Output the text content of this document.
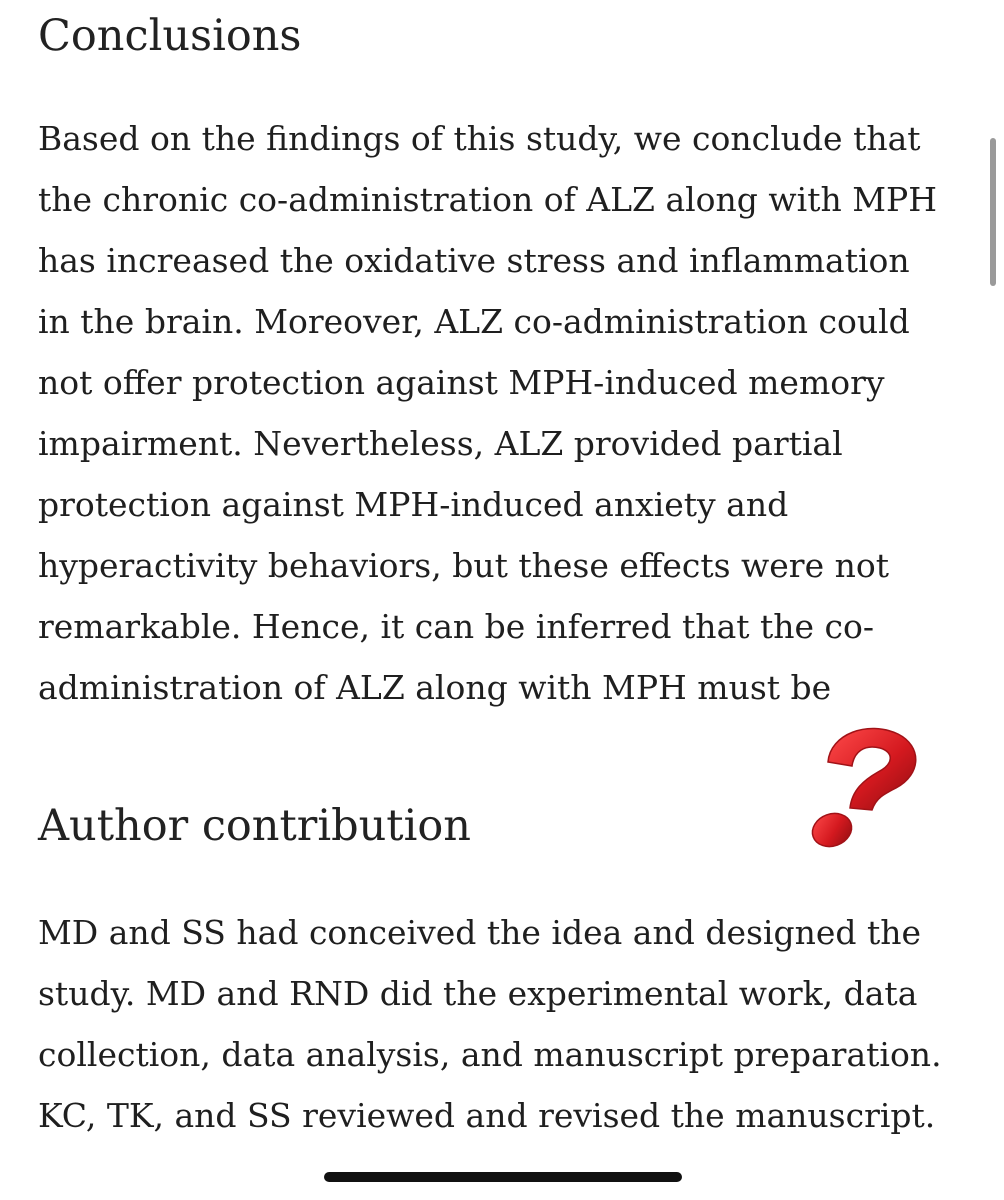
Conclusions

Based on the findings of this study, we conclude that
the chronic co-administration of ALZ along with MPH
has increased the oxidative stress and inflammation
in the brain. Moreover, ALZ co-administration could
not offer protection against MPH-induced memory
impairment. Nevertheless, ALZ provided partial
protection against MPH-induced anxiety and
hyperactivity behaviors, but these effects were not
remarkable. Hence, it can be inferred that the co-
administration of ALZ along with MPH must be

Author contribution

MD and SS had conceived the idea and designed the
study. MD and RND did the experimental work, data
collection, data analysis, and manuscript preparation.
KC, TK, and SS reviewed and revised the manuscript.
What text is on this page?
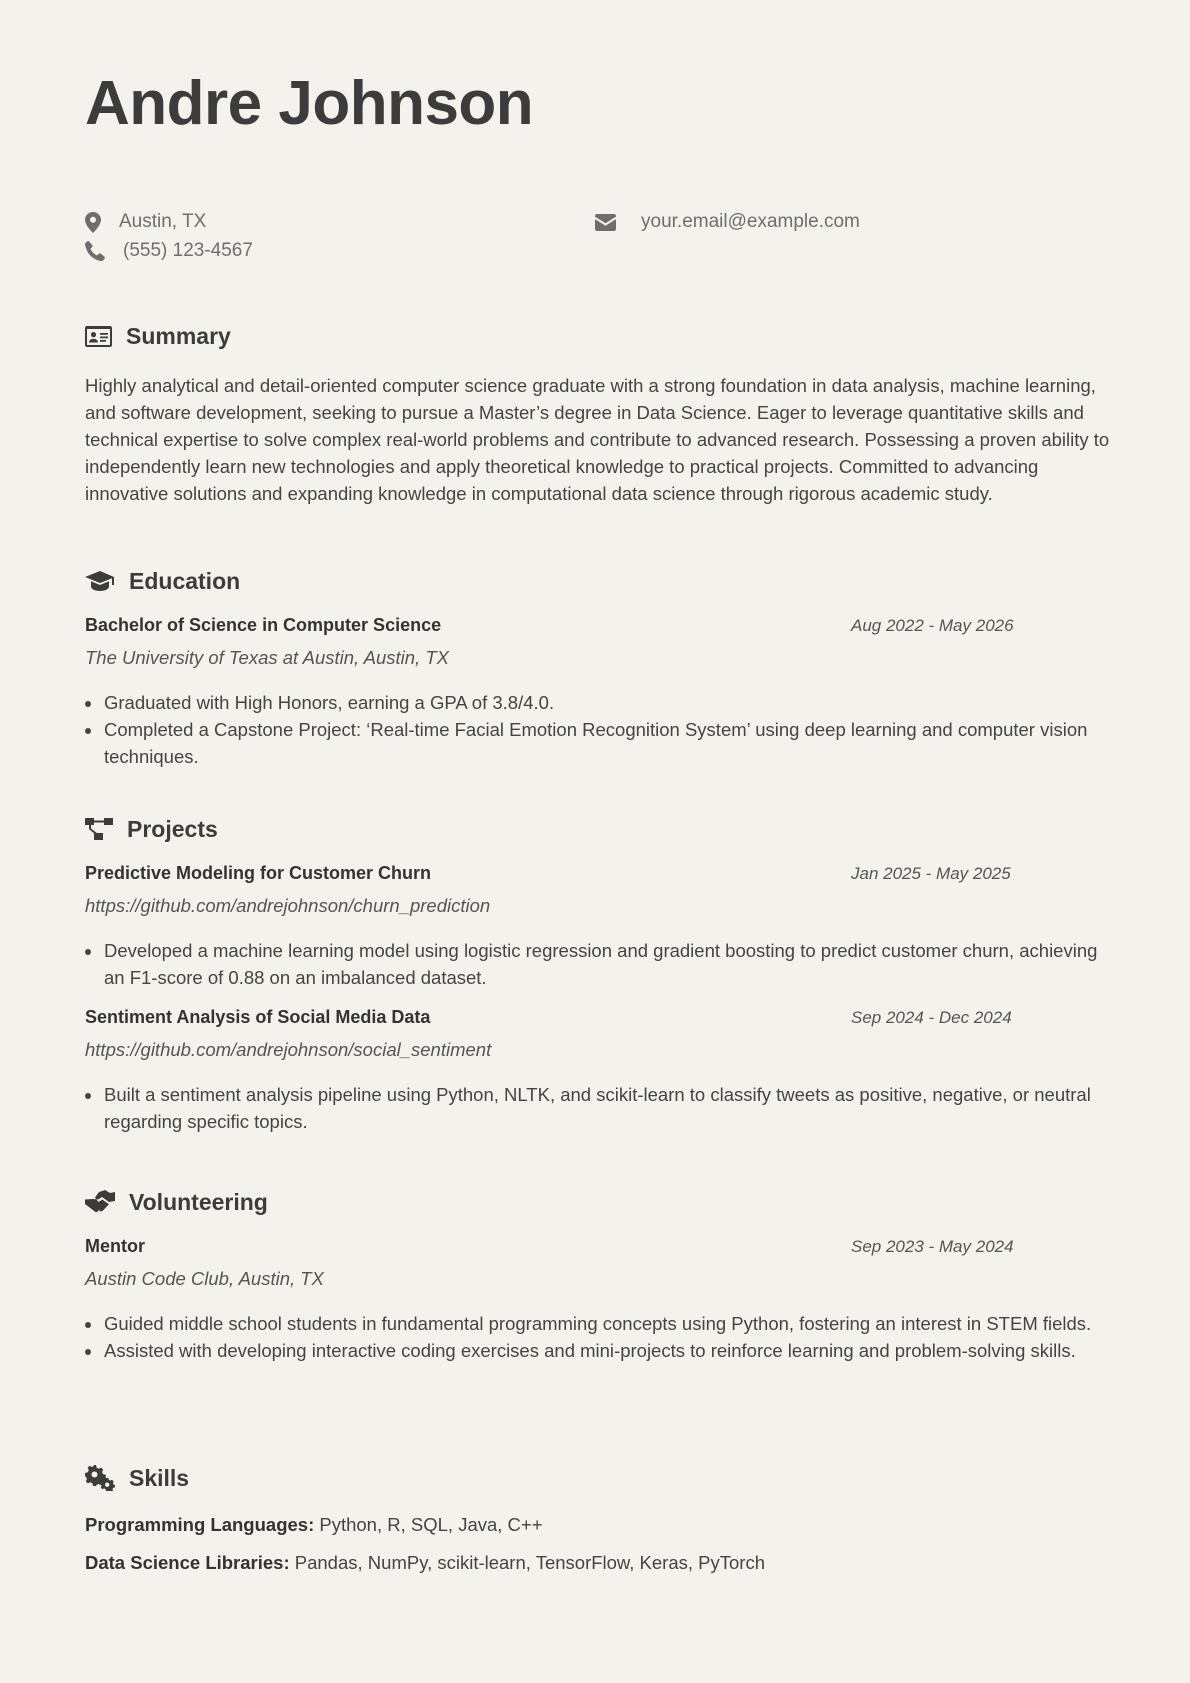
Andre Johnson
Austin, TX
(555) 123-4567
your.email@example.com
Summary

Highly analytical and detail-oriented computer science graduate with a strong foundation in data analysis, machine learning, and software development, seeking to pursue a Master’s degree in Data Science. Eager to leverage quantitative skills and technical expertise to solve complex real-world problems and contribute to advanced research. Possessing a proven ability to independently learn new technologies and apply theoretical knowledge to practical projects. Committed to advancing innovative solutions and expanding knowledge in computational data science through rigorous academic study.

Education
Bachelor of Science in Computer Science	Aug 2022 - May 2026
The University of Texas at Austin, Austin, TX
• Graduated with High Honors, earning a GPA of 3.8/4.0.
• Completed a Capstone Project: ‘Real-time Facial Emotion Recognition System’ using deep learning and computer vision techniques.
Projects
Predictive Modeling for Customer Churn	Jan 2025 - May 2025
https://github.com/andrejohnson/churn_prediction
• Developed a machine learning model using logistic regression and gradient boosting to predict customer churn, achieving an F1-score of 0.88 on an imbalanced dataset.
Sentiment Analysis of Social Media Data	Sep 2024 - Dec 2024
https://github.com/andrejohnson/social_sentiment
• Built a sentiment analysis pipeline using Python, NLTK, and scikit-learn to classify tweets as positive, negative, or neutral regarding specific topics.
Volunteering
Mentor	Sep 2023 - May 2024
Austin Code Club, Austin, TX
• Guided middle school students in fundamental programming concepts using Python, fostering an interest in STEM fields.
• Assisted with developing interactive coding exercises and mini-projects to reinforce learning and problem-solving skills.
Skills
Programming Languages: Python, R, SQL, Java, C++
Data Science Libraries: Pandas, NumPy, scikit-learn, TensorFlow, Keras, PyTorch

===

Exercise description →
Without the pictures, transcribe the listing above exactly.

Answer for this exercise →
Output the text content of this document.
Conclusions

Based on the findings of this study, we conclude that
the chronic co-administration of ALZ along with MPH
has increased the oxidative stress and inflammation
in the brain. Moreover, ALZ co-administration could
not offer protection against MPH-induced memory
impairment. Nevertheless, ALZ provided partial
protection against MPH-induced anxiety and
hyperactivity behaviors, but these effects were not
remarkable. Hence, it can be inferred that the co-
administration of ALZ along with MPH must be

Author contribution

MD and SS had conceived the idea and designed the
study. MD and RND did the experimental work, data
collection, data analysis, and manuscript preparation.
KC, TK, and SS reviewed and revised the manuscript.
What text is on this page?
Andre Johnson
Austin, TX
(555) 123-4567
your.email@example.com
Summary

Highly analytical and detail-oriented computer science graduate with a strong foundation in data analysis, machine learning, and software development, seeking to pursue a Master’s degree in Data Science. Eager to leverage quantitative skills and technical expertise to solve complex real-world problems and contribute to advanced research. Possessing a proven ability to independently learn new technologies and apply theoretical knowledge to practical projects. Committed to advancing innovative solutions and expanding knowledge in computational data science through rigorous academic study.

Education
Bachelor of Science in Computer Science	Aug 2022 - May 2026
The University of Texas at Austin, Austin, TX
• Graduated with High Honors, earning a GPA of 3.8/4.0.
• Completed a Capstone Project: ‘Real-time Facial Emotion Recognition System’ using deep learning and computer vision techniques.
Projects
Predictive Modeling for Customer Churn	Jan 2025 - May 2025
https://github.com/andrejohnson/churn_prediction
• Developed a machine learning model using logistic regression and gradient boosting to predict customer churn, achieving an F1-score of 0.88 on an imbalanced dataset.
Sentiment Analysis of Social Media Data	Sep 2024 - Dec 2024
https://github.com/andrejohnson/social_sentiment
• Built a sentiment analysis pipeline using Python, NLTK, and scikit-learn to classify tweets as positive, negative, or neutral regarding specific topics.
Volunteering
Mentor	Sep 2023 - May 2024
Austin Code Club, Austin, TX
• Guided middle school students in fundamental programming concepts using Python, fostering an interest in STEM fields.
• Assisted with developing interactive coding exercises and mini-projects to reinforce learning and problem-solving skills.
Skills
Programming Languages: Python, R, SQL, Java, C++
Data Science Libraries: Pandas, NumPy, scikit-learn, TensorFlow, Keras, PyTorch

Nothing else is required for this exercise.